:: Records provided ::

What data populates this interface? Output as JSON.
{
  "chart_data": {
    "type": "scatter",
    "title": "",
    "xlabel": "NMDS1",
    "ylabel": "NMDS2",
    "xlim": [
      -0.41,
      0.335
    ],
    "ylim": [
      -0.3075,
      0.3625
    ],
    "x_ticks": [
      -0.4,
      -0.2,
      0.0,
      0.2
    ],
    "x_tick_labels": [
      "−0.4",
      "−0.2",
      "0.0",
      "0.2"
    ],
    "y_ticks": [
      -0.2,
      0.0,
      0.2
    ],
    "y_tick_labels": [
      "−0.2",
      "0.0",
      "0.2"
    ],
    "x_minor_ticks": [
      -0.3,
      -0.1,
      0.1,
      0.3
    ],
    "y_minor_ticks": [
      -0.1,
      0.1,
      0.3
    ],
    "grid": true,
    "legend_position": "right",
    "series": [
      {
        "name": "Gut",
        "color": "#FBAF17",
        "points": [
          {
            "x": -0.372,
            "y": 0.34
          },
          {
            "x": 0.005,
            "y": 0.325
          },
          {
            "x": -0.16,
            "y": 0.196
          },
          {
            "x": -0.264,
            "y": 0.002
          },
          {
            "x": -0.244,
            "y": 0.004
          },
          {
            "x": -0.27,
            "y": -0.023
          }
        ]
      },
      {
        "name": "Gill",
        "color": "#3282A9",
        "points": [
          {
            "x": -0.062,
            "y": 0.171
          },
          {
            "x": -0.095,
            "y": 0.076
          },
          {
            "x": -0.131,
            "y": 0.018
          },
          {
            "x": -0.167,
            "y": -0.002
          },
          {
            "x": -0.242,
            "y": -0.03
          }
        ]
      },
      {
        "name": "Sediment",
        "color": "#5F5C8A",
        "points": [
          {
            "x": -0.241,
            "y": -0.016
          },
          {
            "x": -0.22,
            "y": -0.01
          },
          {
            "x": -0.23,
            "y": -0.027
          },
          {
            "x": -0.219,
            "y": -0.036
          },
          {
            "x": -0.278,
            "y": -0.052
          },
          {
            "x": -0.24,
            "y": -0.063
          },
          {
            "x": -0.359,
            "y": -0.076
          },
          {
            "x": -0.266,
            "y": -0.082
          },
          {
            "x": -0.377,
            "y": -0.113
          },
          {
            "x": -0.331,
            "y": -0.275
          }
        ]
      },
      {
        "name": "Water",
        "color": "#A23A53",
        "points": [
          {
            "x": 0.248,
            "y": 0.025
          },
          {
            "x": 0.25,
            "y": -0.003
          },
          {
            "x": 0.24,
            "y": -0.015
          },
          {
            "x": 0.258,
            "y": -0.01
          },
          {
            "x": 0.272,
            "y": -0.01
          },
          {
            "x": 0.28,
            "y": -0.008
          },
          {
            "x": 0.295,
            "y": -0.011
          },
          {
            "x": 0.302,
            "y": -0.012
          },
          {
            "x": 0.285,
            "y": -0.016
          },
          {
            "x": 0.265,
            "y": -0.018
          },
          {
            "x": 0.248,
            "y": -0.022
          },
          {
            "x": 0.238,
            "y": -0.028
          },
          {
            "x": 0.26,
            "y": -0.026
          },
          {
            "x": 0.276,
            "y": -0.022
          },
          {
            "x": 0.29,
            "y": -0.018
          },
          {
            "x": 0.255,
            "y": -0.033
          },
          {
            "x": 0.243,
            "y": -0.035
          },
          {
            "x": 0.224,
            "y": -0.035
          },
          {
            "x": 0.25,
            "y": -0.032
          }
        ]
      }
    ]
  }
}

:::

Filter the listing above for the string "name" and copy every matching line.

*Result of the task*:
        "name": "Gut",
        "name": "Gill",
        "name": "Sediment",
        "name": "Water",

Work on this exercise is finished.